** BEGIN Items **

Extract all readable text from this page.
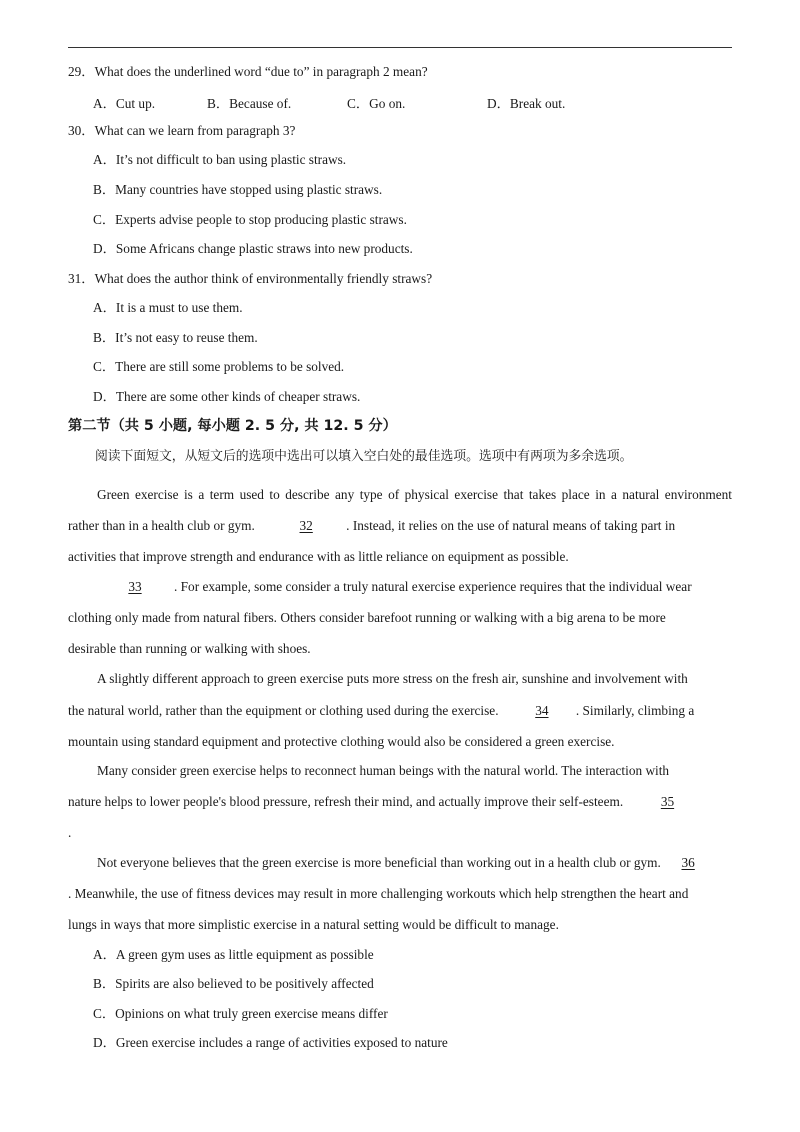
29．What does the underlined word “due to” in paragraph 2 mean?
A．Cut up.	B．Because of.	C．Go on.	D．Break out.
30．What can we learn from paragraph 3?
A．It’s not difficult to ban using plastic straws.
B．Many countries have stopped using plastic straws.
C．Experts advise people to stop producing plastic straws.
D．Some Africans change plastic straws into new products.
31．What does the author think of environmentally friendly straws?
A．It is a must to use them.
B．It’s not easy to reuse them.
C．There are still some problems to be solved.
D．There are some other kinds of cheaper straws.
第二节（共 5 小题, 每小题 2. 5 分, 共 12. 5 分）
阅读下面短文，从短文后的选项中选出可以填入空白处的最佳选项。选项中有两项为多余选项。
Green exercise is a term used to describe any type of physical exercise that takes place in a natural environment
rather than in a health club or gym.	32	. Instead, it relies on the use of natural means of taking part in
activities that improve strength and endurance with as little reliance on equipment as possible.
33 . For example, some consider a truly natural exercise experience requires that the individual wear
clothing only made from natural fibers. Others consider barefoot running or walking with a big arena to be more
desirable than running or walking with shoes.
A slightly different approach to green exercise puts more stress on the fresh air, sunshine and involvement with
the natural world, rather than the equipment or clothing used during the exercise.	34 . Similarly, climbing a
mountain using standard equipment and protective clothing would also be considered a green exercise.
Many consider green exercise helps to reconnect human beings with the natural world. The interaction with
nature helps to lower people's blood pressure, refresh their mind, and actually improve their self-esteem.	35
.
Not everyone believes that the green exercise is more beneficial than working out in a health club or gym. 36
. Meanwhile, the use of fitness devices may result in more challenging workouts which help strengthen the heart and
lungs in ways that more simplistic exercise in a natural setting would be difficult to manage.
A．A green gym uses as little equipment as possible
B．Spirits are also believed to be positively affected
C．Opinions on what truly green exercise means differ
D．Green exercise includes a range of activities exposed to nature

** END Items **
** BEGIN Items **

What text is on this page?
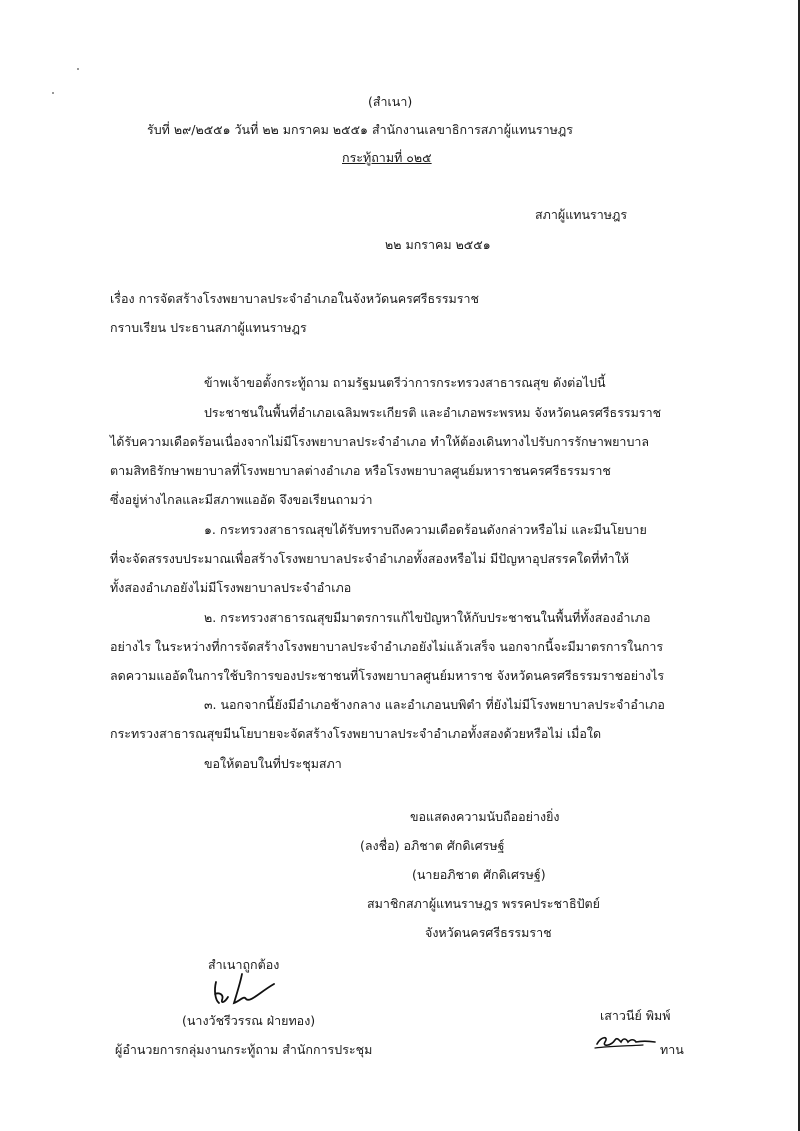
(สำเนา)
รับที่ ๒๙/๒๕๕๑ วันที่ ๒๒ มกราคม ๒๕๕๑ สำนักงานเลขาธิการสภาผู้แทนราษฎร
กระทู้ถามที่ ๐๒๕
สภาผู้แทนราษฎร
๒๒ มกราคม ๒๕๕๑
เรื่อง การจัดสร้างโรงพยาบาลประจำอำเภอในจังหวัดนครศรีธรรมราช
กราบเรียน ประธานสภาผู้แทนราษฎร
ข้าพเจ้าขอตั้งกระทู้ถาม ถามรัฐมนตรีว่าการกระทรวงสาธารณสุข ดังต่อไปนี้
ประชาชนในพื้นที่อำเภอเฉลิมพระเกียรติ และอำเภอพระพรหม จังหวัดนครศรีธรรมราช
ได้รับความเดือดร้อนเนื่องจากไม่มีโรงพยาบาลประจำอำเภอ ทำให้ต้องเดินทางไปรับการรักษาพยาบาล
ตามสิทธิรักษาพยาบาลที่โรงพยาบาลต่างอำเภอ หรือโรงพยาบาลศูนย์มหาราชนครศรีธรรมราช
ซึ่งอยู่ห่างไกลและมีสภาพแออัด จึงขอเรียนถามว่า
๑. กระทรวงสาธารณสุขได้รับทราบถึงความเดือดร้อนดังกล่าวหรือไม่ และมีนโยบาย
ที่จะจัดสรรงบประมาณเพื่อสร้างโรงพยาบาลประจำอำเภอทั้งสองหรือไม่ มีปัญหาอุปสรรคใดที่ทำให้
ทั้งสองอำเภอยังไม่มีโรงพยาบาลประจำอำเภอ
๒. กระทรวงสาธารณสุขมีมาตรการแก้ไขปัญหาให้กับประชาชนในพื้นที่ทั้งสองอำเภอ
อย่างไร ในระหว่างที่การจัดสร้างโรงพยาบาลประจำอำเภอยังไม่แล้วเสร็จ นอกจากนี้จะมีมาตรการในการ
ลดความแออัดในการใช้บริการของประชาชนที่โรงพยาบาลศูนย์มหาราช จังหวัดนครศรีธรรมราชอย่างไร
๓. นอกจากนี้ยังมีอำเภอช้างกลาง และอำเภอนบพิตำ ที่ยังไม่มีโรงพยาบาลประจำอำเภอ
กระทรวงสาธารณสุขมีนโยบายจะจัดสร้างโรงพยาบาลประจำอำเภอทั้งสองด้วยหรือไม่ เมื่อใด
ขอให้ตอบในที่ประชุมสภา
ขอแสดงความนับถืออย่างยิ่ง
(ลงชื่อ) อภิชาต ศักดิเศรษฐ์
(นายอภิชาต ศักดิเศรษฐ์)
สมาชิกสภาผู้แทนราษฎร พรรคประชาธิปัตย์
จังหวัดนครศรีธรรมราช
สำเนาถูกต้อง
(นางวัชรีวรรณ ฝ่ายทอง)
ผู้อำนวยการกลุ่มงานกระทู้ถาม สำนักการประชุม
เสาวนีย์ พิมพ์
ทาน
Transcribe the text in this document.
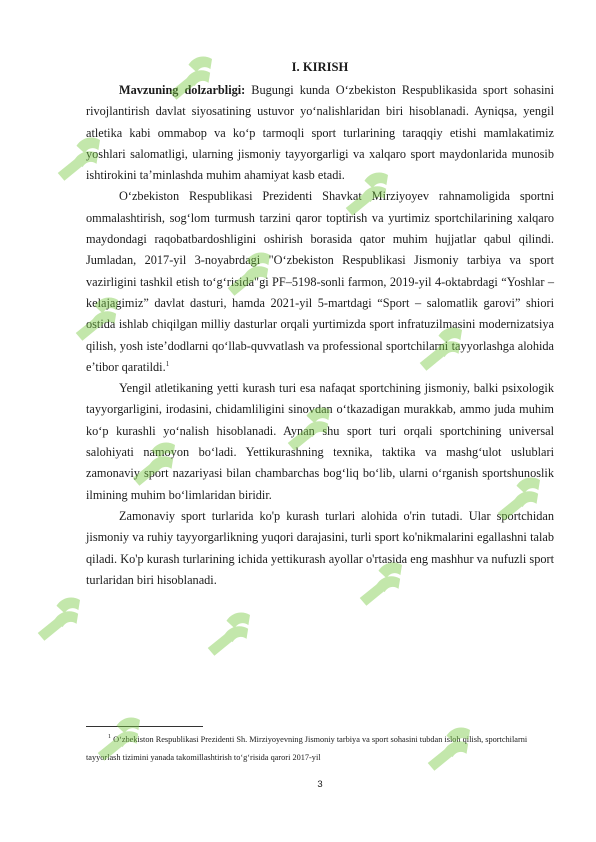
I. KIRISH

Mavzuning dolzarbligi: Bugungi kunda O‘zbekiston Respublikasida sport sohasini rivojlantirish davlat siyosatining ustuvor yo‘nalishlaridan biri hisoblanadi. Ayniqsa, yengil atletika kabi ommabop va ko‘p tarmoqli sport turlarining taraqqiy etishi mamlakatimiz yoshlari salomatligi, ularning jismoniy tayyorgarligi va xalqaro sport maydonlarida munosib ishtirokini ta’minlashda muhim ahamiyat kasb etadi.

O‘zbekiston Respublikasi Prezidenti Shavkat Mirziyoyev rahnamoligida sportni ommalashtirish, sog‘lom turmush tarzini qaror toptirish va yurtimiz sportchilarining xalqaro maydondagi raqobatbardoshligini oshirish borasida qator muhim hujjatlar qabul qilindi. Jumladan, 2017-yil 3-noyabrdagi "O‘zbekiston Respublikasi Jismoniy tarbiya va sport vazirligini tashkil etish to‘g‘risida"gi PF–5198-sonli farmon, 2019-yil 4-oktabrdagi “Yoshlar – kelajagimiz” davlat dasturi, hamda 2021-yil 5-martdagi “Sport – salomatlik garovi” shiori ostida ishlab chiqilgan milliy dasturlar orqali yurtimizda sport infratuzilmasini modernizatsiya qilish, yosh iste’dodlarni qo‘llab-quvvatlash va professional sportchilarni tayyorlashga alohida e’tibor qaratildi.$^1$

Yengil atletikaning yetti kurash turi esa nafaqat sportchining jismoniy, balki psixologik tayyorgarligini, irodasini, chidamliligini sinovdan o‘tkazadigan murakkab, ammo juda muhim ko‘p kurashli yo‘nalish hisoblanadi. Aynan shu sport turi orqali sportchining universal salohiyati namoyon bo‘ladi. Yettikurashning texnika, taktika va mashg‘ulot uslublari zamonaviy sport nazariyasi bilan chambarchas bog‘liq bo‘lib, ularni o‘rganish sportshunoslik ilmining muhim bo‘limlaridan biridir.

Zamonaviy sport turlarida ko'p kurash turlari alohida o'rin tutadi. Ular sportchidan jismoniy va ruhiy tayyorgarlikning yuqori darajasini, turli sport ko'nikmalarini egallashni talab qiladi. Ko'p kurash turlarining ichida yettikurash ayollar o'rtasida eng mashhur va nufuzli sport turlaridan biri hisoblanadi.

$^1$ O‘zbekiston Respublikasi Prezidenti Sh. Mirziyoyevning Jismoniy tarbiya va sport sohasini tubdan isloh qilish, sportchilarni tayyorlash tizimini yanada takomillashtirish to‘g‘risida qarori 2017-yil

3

** END Items **
** BEGIN Items **

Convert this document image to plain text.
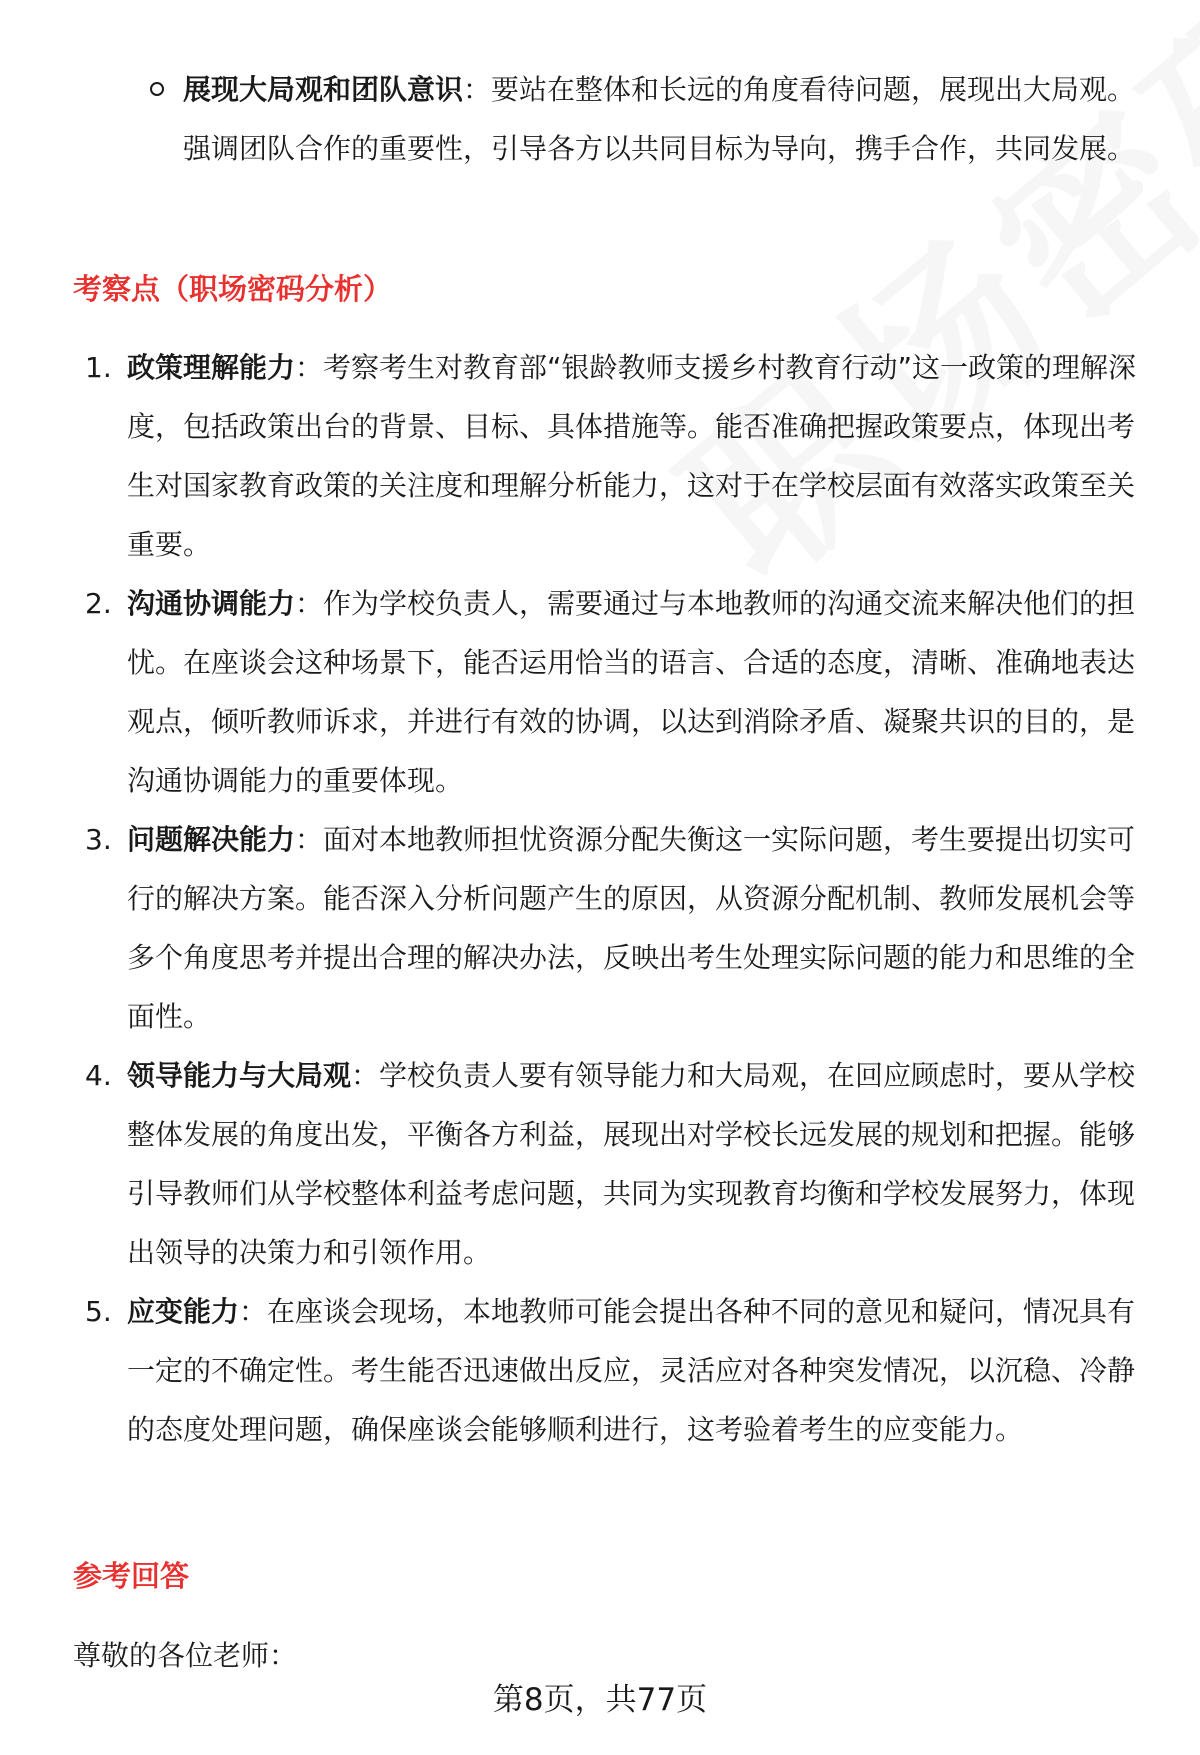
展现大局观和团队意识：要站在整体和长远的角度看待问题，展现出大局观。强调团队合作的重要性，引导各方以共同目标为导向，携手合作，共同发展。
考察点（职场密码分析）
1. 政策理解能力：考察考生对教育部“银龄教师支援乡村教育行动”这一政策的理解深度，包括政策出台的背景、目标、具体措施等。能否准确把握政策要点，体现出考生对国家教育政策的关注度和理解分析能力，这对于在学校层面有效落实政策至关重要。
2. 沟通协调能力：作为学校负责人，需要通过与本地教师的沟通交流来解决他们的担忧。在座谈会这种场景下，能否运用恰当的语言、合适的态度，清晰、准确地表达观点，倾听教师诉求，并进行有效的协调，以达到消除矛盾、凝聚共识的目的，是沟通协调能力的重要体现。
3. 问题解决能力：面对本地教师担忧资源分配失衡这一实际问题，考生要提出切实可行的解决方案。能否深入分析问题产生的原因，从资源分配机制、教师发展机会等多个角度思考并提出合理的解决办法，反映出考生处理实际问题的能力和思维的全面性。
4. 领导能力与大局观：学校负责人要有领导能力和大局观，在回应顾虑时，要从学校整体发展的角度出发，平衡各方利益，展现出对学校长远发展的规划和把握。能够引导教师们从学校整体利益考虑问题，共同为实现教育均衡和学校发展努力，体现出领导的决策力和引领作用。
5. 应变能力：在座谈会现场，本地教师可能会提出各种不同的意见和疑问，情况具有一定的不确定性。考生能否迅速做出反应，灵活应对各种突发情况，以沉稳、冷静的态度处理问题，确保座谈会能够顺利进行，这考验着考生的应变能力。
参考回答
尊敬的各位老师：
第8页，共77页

** END Items **

Problem description => Say how many lines of the material contain the word "างโรงพยาบาลประจำอำเภอท", with no other text.

Answer below => 2